* Trecho fornecido:
O que provavelmente vamos ter com a entrada de mais capital estrangeiro em um primeiro momento não é a criação de capacidade instalada - como advogam os defensores da abertura -, é a oportunidade de alavancar os lucros em saúde. E tudo por meio de fusões e aquisições, com parte de portfólios de investimento de grupos financeiros ou de multinacionais da saúde, como a UnitedHealth.
Controle e fiscalização no Brasil, isso é relativo – não devemos esquecer que, numa "penada", baseada em um instrumento, digamos, paralegal, a ANS “by-passou” a análise de impacto da entrada da UnitedHealth sobre a concorrência pelo Cade. Outro exemplo é o “negócio” da Qualicorp, tão complexo que o próprio criador não conseguia explicar o conceito - dizia apenas que era lucro certo a risco zero. Quem consegue fiscalizar isso?
Então, fica difícil falar em controle da saúde privada no Brasil. E o pior, com a expansão das Organizações Sociais de Saúde (OSS), o SUS cada vez mais se torna dependente da prestação privada, agora de grandes empresas e não mais de Santas Casas isoladas. Quem disse que a SPDM - a maior OSS brasileira, com faturamento anual de R$ 3 bilhões em 2013 - é obrigada a restringir sua clientela ao SUS? Cria um braço SA e está tudo resolvido. Agora, então, com capital estrangeiro liberado até para as filantrópicas, brevemente teremos SUS “powered by” empresas de capital estrangeiro.

* Dados fornecidos:
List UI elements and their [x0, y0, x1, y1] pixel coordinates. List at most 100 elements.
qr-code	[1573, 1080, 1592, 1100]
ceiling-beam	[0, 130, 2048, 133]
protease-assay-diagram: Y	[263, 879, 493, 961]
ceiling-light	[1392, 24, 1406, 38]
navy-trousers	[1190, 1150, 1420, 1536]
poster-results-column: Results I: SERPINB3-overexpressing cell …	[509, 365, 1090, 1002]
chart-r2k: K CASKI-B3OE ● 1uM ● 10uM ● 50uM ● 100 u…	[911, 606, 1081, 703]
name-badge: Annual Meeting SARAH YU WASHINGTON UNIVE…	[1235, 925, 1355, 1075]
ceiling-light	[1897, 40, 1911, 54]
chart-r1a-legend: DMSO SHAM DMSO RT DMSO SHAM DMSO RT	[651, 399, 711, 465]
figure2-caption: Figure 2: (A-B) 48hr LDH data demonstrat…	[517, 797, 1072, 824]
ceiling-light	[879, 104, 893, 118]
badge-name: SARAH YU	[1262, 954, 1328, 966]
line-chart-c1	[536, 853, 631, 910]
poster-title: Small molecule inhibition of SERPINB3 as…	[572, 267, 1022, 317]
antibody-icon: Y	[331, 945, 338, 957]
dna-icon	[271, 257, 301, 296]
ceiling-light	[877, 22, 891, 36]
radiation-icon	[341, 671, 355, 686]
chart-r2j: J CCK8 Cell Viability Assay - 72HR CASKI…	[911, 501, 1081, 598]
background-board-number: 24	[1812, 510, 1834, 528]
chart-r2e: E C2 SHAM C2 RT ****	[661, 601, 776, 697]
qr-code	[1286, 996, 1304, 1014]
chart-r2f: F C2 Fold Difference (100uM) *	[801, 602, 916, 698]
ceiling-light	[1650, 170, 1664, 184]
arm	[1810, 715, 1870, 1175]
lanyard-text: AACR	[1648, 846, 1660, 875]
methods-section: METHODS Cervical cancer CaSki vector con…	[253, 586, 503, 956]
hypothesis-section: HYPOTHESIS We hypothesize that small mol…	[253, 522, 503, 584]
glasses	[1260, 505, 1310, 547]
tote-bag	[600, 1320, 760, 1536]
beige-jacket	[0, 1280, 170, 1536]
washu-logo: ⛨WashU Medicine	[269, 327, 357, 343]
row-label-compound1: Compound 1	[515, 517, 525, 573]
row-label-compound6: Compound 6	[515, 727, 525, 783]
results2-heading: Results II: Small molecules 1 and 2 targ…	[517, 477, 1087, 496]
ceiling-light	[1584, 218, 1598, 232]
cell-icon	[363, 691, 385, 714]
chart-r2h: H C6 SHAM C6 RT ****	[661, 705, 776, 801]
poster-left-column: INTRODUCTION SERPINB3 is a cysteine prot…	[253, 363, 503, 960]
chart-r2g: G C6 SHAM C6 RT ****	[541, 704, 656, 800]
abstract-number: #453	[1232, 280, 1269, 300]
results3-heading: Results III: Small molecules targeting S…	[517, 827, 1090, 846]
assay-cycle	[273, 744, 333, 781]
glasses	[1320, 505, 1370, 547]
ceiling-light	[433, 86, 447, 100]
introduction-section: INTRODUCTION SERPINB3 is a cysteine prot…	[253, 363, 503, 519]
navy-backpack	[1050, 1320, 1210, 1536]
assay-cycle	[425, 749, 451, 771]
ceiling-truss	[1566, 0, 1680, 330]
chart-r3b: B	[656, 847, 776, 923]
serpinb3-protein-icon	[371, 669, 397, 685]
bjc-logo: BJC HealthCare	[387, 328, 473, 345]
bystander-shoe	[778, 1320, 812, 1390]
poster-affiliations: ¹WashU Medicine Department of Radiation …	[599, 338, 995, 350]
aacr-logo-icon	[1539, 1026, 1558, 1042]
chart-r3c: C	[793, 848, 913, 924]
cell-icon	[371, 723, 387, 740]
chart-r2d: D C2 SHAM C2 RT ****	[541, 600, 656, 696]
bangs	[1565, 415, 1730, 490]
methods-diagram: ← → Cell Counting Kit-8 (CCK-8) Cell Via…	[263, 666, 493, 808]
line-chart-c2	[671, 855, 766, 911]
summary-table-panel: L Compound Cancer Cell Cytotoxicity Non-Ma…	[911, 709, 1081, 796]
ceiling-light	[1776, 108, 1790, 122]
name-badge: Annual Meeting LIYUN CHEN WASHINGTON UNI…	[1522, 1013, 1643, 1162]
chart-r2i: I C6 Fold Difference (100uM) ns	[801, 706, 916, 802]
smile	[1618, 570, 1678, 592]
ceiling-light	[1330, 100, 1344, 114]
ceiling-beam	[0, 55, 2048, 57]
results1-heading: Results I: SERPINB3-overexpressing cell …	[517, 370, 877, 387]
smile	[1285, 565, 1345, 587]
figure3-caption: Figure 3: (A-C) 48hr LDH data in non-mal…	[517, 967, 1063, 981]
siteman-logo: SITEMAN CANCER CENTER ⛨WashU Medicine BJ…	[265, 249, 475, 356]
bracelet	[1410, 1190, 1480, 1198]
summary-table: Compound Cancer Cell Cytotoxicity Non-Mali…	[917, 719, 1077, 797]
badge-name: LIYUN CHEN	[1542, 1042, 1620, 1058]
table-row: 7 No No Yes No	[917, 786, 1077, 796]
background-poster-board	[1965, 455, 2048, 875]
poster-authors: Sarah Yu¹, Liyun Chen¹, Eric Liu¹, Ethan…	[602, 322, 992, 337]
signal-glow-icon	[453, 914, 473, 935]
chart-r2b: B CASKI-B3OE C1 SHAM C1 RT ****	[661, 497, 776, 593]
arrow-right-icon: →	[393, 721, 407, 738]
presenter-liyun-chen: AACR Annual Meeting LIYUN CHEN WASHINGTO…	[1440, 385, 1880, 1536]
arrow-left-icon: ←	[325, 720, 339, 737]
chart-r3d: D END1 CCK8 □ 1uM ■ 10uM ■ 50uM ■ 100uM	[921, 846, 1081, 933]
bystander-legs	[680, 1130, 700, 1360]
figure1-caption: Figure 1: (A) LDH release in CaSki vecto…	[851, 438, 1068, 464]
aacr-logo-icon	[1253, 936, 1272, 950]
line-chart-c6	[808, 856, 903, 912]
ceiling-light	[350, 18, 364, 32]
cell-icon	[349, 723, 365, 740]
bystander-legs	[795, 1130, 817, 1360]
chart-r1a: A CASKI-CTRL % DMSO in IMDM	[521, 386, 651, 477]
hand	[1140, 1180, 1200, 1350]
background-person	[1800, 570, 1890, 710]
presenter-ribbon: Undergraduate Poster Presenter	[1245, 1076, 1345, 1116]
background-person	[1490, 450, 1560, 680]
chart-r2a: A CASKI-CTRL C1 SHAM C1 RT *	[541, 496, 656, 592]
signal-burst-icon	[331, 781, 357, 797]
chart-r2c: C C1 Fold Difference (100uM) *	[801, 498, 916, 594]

* O que se pede: Reproduza o trecho de "O que provavelmente" até "consegue fiscalizar isso?" do texto sobre capital estrangeiro na saúde, trocando "fusões e aquisições" por "compras e incorporações".

* Resposta ao problema:
O que provavelmente vamos ter com a entrada de mais capital estrangeiro em um primeiro momento não é a criação de capacidade instalada - como advogam os defensores da abertura -, é a oportunidade de alavancar os lucros em saúde. E tudo por meio de compras e incorporações, com parte de portfólios de investimento de grupos financeiros ou de multinacionais da saúde, como a UnitedHealth.
Controle e fiscalização no Brasil, isso é relativo – não devemos esquecer que, numa "penada", baseada em um instrumento, digamos, paralegal, a ANS “by-passou” a análise de impacto da entrada da UnitedHealth sobre a concorrência pelo Cade. Outro exemplo é o “negócio” da Qualicorp, tão complexo que o próprio criador não conseguia explicar o conceito - dizia apenas que era lucro certo a risco zero. Quem consegue fiscalizar isso?